> **TASK TO COMPLETE**
Give the data again exactly as written, skipping any pictures.

> **DATA EXCERPTS**
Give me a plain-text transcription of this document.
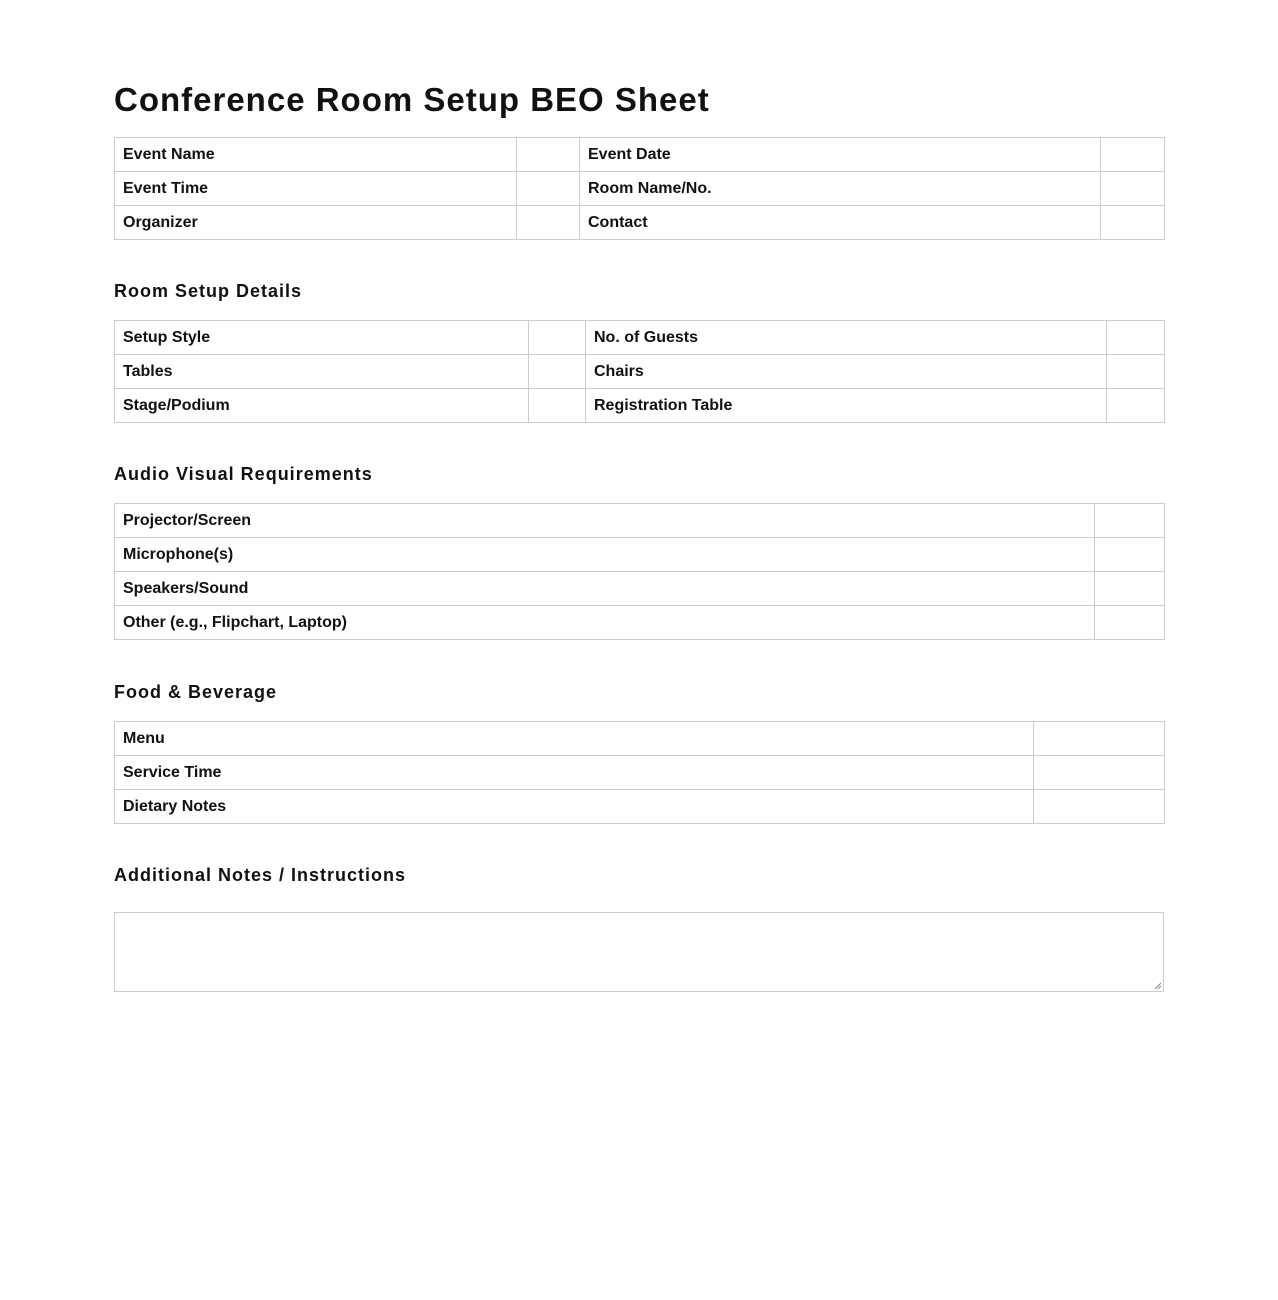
Conference Room Setup BEO Sheet
Event Name		Event Date	
Event Time		Room Name/No.	
Organizer		Contact	
Room Setup Details
Setup Style		No. of Guests	
Tables		Chairs	
Stage/Podium		Registration Table	
Audio Visual Requirements
Projector/Screen	
Microphone(s)	
Speakers/Sound	
Other (e.g., Flipchart, Laptop)	
Food & Beverage
Menu	
Service Time	
Dietary Notes	
Additional Notes / Instructions
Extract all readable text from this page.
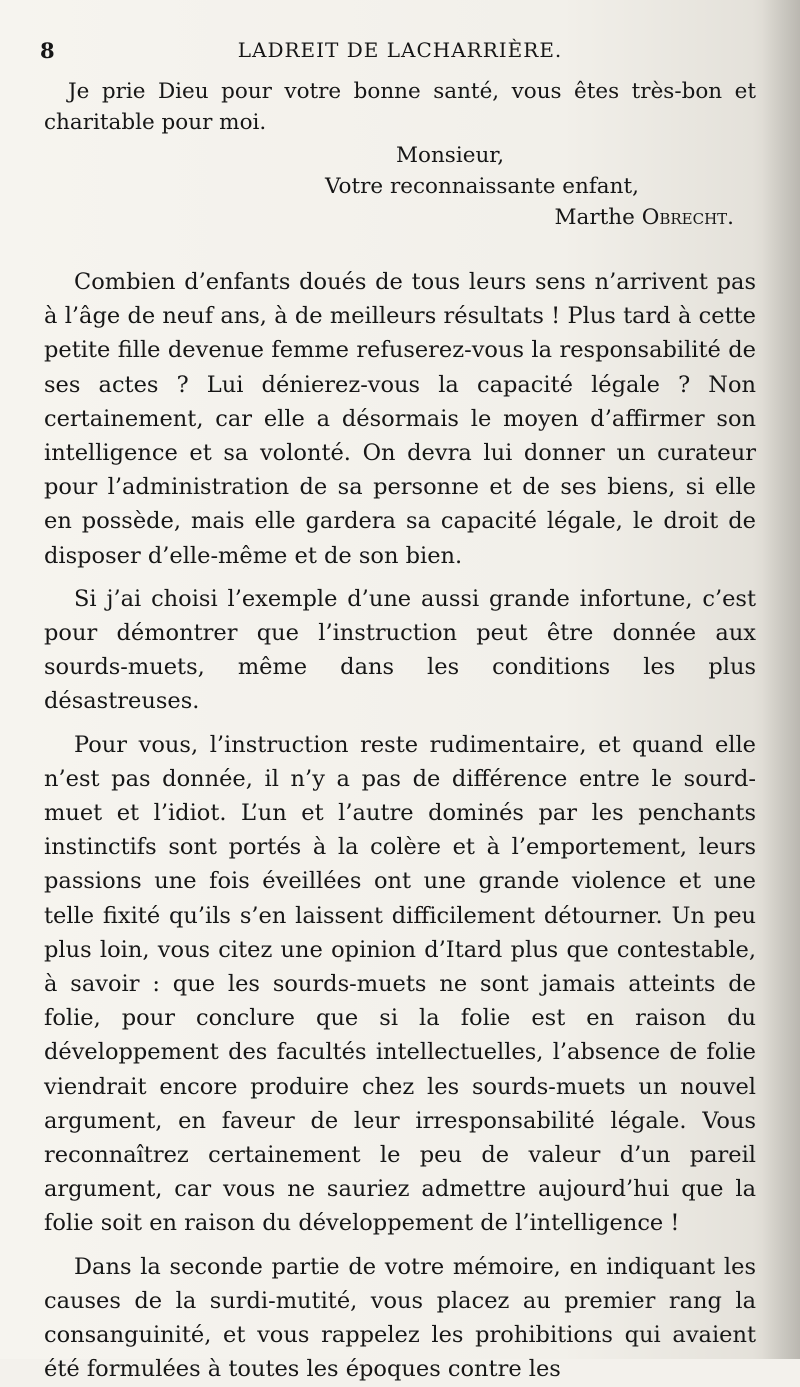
8	LADREIT DE LACHARRIÈRE.

Je prie Dieu pour votre bonne santé, vous êtes très-bon et charitable pour moi.

Monsieur,
Votre reconnaissante enfant,
Marthe Obrecht.

Combien d’enfants doués de tous leurs sens n’arrivent pas à l’âge de neuf ans, à de meilleurs résultats ! Plus tard à cette petite fille devenue femme refuserez-vous la responsabilité de ses actes ? Lui dénierez-vous la capacité légale ? Non certainement, car elle a désormais le moyen d’affirmer son intelligence et sa volonté. On devra lui donner un curateur pour l’administration de sa personne et de ses biens, si elle en possède, mais elle gardera sa capacité légale, le droit de disposer d’elle-même et de son bien.

Si j’ai choisi l’exemple d’une aussi grande infortune, c’est pour démontrer que l’instruction peut être donnée aux sourds-muets, même dans les conditions les plus désastreuses.

Pour vous, l’instruction reste rudimentaire, et quand elle n’est pas donnée, il n’y a pas de différence entre le sourd-muet et l’idiot. L’un et l’autre dominés par les penchants instinctifs sont portés à la colère et à l’emportement, leurs passions une fois éveillées ont une grande violence et une telle fixité qu’ils s’en laissent difficilement détourner. Un peu plus loin, vous citez une opinion d’Itard plus que contestable, à savoir : que les sourds-muets ne sont jamais atteints de folie, pour conclure que si la folie est en raison du développement des facultés intellectuelles, l’absence de folie viendrait encore produire chez les sourds-muets un nouvel argument, en faveur de leur irresponsabilité légale. Vous reconnaîtrez certainement le peu de valeur d’un pareil argument, car vous ne sauriez admettre aujourd’hui que la folie soit en raison du développement de l’intelligence !

Dans la seconde partie de votre mémoire, en indiquant les causes de la surdi-mutité, vous placez au premier rang la consanguinité, et vous rappelez les prohibitions qui avaient été formulées à toutes les époques contre les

> **ANSWER**
Give me a plain-text transcription of this document.
Conference Room Setup BEO Sheet
Event Name		Event Date	
Event Time		Room Name/No.	
Organizer		Contact	
Room Setup Details
Setup Style		No. of Guests	
Tables		Chairs	
Stage/Podium		Registration Table	
Audio Visual Requirements
Projector/Screen	
Microphone(s)	
Speakers/Sound	
Other (e.g., Flipchart, Laptop)	
Food & Beverage
Menu	
Service Time	
Dietary Notes	
Additional Notes / Instructions
Extract all readable text from this page.
8	LADREIT DE LACHARRIÈRE.

Je prie Dieu pour votre bonne santé, vous êtes très-bon et charitable pour moi.

Monsieur,
Votre reconnaissante enfant,
Marthe Obrecht.

Combien d’enfants doués de tous leurs sens n’arrivent pas à l’âge de neuf ans, à de meilleurs résultats ! Plus tard à cette petite fille devenue femme refuserez-vous la responsabilité de ses actes ? Lui dénierez-vous la capacité légale ? Non certainement, car elle a désormais le moyen d’affirmer son intelligence et sa volonté. On devra lui donner un curateur pour l’administration de sa personne et de ses biens, si elle en possède, mais elle gardera sa capacité légale, le droit de disposer d’elle-même et de son bien.

Si j’ai choisi l’exemple d’une aussi grande infortune, c’est pour démontrer que l’instruction peut être donnée aux sourds-muets, même dans les conditions les plus désastreuses.

Pour vous, l’instruction reste rudimentaire, et quand elle n’est pas donnée, il n’y a pas de différence entre le sourd-muet et l’idiot. L’un et l’autre dominés par les penchants instinctifs sont portés à la colère et à l’emportement, leurs passions une fois éveillées ont une grande violence et une telle fixité qu’ils s’en laissent difficilement détourner. Un peu plus loin, vous citez une opinion d’Itard plus que contestable, à savoir : que les sourds-muets ne sont jamais atteints de folie, pour conclure que si la folie est en raison du développement des facultés intellectuelles, l’absence de folie viendrait encore produire chez les sourds-muets un nouvel argument, en faveur de leur irresponsabilité légale. Vous reconnaîtrez certainement le peu de valeur d’un pareil argument, car vous ne sauriez admettre aujourd’hui que la folie soit en raison du développement de l’intelligence !

Dans la seconde partie de votre mémoire, en indiquant les causes de la surdi-mutité, vous placez au premier rang la consanguinité, et vous rappelez les prohibitions qui avaient été formulées à toutes les époques contre les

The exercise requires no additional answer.